| WHAT THE TASK REQUIRES |
Go through the listing below and list every line with "computer".

-- Start --

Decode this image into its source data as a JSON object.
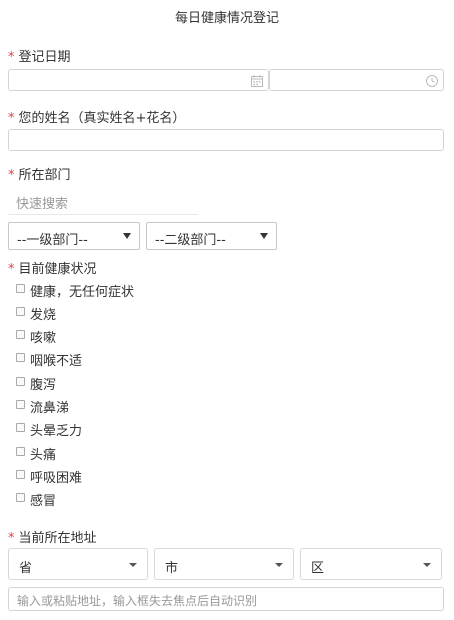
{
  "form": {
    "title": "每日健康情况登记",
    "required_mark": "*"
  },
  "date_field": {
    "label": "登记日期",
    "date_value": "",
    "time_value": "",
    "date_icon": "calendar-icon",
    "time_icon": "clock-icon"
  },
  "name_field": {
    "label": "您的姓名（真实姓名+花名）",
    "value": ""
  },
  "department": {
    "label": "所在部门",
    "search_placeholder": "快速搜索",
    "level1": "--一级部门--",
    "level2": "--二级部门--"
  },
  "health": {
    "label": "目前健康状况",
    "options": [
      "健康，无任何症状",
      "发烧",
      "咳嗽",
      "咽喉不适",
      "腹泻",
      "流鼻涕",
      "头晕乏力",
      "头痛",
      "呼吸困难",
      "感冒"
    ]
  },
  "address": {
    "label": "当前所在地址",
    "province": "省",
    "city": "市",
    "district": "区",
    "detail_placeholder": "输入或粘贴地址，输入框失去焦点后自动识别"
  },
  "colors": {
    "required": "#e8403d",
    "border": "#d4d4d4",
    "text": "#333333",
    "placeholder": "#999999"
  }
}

-- End --
-- Start --

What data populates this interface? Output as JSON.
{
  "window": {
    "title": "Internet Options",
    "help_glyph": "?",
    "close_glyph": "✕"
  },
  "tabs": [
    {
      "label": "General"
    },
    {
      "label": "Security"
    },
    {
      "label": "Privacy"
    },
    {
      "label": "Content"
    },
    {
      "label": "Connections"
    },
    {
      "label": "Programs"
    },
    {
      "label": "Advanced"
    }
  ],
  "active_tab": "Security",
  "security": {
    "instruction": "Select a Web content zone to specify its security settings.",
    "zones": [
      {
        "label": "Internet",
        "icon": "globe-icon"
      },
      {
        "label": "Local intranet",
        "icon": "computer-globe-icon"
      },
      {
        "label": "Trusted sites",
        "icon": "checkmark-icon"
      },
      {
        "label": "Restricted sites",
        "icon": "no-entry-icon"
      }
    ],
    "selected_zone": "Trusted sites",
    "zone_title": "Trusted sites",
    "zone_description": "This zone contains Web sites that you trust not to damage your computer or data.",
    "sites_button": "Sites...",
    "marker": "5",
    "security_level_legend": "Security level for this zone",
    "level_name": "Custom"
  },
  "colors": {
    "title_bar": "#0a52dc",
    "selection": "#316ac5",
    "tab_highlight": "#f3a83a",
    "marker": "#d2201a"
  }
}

-- End --

| ANSWER TO THIS TASK |
        "icon": "computer-globe-icon"
    "zone_description": "This zone contains Web sites that you trust not to damage your computer or data.",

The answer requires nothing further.